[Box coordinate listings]
■ ■ ■ ■
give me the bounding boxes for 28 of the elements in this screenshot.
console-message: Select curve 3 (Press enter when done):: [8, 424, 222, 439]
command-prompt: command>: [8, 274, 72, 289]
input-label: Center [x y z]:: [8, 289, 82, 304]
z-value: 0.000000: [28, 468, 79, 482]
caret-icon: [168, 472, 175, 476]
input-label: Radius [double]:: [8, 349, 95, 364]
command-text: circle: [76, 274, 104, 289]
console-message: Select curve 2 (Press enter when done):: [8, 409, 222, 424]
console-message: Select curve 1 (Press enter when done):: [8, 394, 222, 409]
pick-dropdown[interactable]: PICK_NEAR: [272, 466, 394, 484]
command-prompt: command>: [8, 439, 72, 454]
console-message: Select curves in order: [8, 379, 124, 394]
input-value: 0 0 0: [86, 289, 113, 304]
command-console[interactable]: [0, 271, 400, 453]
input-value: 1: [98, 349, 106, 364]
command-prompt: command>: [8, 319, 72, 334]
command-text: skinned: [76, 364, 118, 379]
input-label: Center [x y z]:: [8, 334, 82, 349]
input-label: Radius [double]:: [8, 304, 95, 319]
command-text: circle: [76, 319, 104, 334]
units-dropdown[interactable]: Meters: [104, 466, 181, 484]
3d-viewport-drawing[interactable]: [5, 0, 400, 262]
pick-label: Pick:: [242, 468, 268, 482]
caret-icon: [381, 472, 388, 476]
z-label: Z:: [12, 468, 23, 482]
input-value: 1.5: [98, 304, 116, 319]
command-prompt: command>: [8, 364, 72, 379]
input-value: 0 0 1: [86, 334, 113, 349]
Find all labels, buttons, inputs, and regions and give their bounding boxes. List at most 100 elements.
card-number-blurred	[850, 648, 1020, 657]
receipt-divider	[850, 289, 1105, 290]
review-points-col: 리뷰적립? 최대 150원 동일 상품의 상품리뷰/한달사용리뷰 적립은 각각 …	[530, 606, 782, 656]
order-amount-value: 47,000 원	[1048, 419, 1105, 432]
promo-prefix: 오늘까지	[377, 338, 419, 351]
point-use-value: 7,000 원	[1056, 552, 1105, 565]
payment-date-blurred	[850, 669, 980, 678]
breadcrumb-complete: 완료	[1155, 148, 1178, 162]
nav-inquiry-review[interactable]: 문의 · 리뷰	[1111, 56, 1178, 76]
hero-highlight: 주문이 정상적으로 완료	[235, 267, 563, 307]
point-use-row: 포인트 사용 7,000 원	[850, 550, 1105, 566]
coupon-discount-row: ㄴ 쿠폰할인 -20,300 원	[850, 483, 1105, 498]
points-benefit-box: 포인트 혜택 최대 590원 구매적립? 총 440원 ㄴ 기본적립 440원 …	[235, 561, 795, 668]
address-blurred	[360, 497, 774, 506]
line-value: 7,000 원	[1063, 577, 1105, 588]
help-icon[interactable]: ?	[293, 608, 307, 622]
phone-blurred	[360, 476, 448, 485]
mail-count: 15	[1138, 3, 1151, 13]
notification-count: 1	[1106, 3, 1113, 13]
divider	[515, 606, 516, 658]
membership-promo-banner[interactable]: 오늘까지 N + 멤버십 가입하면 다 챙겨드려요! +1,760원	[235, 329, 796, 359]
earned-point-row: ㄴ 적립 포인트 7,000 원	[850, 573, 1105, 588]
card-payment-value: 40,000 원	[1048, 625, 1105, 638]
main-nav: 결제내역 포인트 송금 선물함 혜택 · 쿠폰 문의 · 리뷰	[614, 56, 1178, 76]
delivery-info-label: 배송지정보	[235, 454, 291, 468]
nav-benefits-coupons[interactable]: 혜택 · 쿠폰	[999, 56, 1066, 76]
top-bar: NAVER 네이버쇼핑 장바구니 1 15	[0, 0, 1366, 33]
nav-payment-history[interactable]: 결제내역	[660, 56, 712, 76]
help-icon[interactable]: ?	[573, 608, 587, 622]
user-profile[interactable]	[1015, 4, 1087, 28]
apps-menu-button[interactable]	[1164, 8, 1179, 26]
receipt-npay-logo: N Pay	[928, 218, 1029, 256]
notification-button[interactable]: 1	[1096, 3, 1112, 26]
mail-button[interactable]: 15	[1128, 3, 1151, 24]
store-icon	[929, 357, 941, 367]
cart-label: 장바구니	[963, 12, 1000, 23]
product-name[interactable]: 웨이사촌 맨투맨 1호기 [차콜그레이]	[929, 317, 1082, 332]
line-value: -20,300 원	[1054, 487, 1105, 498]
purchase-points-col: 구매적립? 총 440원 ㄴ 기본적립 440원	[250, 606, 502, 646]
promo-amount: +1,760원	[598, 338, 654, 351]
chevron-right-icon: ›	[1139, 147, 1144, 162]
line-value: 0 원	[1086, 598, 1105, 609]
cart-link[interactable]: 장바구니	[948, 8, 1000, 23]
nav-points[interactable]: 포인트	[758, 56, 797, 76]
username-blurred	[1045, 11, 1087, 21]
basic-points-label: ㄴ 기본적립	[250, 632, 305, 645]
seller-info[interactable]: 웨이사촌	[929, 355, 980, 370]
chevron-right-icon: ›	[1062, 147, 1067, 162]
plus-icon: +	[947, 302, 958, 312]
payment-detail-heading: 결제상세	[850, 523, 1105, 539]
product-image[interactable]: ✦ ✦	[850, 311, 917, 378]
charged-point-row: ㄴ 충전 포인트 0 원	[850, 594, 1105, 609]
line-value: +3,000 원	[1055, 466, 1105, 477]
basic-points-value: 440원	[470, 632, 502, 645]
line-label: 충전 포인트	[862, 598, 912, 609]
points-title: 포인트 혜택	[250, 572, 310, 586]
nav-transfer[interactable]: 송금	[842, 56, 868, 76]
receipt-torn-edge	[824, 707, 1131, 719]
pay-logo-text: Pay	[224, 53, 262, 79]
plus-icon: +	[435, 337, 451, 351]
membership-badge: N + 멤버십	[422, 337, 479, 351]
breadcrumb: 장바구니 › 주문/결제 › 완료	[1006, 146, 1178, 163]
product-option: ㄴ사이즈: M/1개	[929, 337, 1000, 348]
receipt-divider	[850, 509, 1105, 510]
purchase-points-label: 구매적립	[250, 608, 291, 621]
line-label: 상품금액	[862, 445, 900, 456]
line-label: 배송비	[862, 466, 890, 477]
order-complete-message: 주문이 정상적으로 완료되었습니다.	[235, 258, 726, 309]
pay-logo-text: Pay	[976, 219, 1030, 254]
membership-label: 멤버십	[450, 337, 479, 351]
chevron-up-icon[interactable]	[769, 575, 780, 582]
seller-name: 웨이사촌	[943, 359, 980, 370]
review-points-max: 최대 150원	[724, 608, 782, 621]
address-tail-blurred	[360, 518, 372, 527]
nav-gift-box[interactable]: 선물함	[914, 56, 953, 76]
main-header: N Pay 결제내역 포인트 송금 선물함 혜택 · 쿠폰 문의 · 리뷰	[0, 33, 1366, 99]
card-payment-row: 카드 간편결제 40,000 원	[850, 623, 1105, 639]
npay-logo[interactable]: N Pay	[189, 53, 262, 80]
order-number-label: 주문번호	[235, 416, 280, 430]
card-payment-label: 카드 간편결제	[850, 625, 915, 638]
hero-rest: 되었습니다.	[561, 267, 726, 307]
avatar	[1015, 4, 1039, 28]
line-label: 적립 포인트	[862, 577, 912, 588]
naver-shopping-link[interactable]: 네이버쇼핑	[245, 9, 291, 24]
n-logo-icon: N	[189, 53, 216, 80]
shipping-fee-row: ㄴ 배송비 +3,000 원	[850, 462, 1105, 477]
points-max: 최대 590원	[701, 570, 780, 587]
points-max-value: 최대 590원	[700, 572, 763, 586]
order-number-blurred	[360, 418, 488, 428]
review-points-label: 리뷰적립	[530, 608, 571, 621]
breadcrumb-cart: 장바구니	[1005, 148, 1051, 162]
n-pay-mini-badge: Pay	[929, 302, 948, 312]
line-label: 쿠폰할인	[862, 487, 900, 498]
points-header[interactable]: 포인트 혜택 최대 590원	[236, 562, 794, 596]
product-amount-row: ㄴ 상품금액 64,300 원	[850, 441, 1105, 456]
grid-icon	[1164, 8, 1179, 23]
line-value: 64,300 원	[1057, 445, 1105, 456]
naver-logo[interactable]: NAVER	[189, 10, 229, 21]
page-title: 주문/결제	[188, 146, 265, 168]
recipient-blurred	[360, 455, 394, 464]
■ ■ ■ ■
→ To do
Copy the material word for word, starting with its very first line and stopping after the line that contains "input-value: 1.5: [98, 304, 116, 319]". Include both of those lines.

→ Output for this task
give me the bounding boxes for 28 of the elements in this screenshot.
console-message: Select curve 3 (Press enter when done):: [8, 424, 222, 439]
command-prompt: command>: [8, 274, 72, 289]
input-label: Center [x y z]:: [8, 289, 82, 304]
z-value: 0.000000: [28, 468, 79, 482]
caret-icon: [168, 472, 175, 476]
input-label: Radius [double]:: [8, 349, 95, 364]
command-text: circle: [76, 274, 104, 289]
console-message: Select curve 2 (Press enter when done):: [8, 409, 222, 424]
console-message: Select curve 1 (Press enter when done):: [8, 394, 222, 409]
pick-dropdown[interactable]: PICK_NEAR: [272, 466, 394, 484]
command-prompt: command>: [8, 439, 72, 454]
console-message: Select curves in order: [8, 379, 124, 394]
input-value: 0 0 0: [86, 289, 113, 304]
command-console[interactable]: [0, 271, 400, 453]
input-value: 1: [98, 349, 106, 364]
command-prompt: command>: [8, 319, 72, 334]
command-text: skinned: [76, 364, 118, 379]
input-label: Center [x y z]:: [8, 334, 82, 349]
input-label: Radius [double]:: [8, 304, 95, 319]
command-text: circle: [76, 319, 104, 334]
units-dropdown[interactable]: Meters: [104, 466, 181, 484]
3d-viewport-drawing[interactable]: [5, 0, 400, 262]
pick-label: Pick:: [242, 468, 268, 482]
caret-icon: [381, 472, 388, 476]
z-label: Z:: [12, 468, 23, 482]
input-value: 1.5: [98, 304, 116, 319]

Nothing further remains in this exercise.